## Supplied material
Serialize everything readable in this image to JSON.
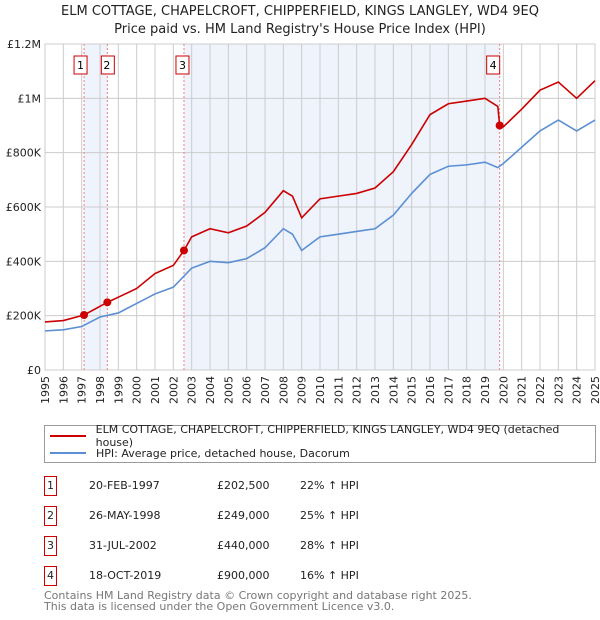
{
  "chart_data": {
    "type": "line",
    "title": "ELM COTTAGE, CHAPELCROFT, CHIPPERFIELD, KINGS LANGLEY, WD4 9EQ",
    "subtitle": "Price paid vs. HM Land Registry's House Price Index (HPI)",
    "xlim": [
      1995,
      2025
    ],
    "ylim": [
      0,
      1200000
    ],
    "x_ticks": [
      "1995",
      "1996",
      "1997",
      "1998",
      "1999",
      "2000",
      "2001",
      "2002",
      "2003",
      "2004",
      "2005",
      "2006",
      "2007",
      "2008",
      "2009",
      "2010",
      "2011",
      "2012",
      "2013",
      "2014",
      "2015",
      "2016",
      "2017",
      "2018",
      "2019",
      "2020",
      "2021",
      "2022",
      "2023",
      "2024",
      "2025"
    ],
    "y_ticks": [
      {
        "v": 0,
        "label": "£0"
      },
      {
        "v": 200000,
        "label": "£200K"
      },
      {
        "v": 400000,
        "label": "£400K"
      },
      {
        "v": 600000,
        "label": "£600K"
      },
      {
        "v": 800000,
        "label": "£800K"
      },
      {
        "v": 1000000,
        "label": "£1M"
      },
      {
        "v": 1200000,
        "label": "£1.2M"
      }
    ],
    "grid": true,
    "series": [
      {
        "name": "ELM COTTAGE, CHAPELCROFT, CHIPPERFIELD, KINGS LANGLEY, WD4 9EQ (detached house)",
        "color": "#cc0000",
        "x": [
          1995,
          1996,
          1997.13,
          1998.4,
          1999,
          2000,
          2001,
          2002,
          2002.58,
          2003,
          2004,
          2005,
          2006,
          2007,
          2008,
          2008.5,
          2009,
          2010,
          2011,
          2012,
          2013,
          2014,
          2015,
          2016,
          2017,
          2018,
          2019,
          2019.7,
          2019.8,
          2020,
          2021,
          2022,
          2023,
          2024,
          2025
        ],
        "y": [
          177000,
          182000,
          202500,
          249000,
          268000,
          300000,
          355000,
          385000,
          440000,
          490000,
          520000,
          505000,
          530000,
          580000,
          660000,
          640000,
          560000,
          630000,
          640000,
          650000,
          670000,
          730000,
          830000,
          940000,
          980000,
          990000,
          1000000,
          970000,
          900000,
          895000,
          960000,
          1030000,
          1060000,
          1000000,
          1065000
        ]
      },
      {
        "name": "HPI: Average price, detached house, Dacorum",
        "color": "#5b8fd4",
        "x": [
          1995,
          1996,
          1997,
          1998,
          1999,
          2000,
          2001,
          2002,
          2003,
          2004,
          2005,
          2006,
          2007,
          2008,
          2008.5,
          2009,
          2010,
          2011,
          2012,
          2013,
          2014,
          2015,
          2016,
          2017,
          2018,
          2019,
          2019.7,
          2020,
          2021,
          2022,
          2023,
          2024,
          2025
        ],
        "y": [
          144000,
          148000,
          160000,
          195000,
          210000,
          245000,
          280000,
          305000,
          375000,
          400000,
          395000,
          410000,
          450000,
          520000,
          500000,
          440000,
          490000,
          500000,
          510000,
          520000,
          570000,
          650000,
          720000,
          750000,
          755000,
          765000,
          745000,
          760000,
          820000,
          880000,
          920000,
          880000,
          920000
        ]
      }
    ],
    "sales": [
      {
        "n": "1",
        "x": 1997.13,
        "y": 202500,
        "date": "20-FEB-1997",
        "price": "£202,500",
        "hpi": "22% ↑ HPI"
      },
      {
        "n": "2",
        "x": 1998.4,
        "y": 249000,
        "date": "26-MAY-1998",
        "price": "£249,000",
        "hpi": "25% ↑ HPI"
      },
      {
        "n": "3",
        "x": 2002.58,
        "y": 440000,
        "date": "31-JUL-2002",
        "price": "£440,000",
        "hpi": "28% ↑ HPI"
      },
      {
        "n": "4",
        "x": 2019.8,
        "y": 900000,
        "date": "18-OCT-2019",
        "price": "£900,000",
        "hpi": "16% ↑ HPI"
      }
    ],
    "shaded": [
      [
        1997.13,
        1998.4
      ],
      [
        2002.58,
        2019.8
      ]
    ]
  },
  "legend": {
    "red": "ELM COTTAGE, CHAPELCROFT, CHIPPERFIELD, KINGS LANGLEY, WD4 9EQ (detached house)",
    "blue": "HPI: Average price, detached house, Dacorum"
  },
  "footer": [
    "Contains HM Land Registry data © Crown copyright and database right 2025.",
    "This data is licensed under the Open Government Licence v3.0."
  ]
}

==

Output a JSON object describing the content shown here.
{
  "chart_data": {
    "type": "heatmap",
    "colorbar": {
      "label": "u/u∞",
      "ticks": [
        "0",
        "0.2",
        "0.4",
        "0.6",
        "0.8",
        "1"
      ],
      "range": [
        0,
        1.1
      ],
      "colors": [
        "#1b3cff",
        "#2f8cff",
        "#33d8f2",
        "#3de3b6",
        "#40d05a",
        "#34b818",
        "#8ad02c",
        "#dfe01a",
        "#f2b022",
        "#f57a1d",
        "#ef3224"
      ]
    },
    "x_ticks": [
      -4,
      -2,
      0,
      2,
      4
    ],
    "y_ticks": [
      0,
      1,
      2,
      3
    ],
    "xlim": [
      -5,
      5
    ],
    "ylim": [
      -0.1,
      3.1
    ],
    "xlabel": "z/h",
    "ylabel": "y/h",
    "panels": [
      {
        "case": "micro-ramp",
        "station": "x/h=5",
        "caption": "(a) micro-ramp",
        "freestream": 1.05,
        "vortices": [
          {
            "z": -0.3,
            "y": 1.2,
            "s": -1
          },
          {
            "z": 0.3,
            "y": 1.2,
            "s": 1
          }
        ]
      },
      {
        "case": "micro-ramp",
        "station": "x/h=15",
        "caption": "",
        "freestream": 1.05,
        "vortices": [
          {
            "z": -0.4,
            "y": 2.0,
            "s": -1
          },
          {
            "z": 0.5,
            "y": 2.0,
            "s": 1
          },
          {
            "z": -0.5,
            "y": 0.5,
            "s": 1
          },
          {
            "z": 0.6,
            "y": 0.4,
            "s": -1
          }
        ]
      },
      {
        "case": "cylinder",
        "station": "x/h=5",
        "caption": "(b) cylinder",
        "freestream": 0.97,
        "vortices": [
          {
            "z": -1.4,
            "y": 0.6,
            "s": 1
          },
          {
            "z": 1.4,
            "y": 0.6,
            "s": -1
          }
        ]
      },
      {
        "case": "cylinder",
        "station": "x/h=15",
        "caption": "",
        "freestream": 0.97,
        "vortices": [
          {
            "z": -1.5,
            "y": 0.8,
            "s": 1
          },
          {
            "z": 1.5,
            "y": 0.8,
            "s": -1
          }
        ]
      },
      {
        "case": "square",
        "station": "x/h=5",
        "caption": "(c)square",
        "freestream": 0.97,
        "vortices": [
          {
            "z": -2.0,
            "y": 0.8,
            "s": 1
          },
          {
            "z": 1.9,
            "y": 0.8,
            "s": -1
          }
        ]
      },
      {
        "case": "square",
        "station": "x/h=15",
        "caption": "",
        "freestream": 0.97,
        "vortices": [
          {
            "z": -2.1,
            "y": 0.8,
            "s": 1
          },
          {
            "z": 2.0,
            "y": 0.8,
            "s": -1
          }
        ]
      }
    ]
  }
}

## Instructions for the task
Pull every line containing "JSON" from the data.

## Right answer
Serialize everything readable in this image to JSON.
Output a JSON object describing the content shown here.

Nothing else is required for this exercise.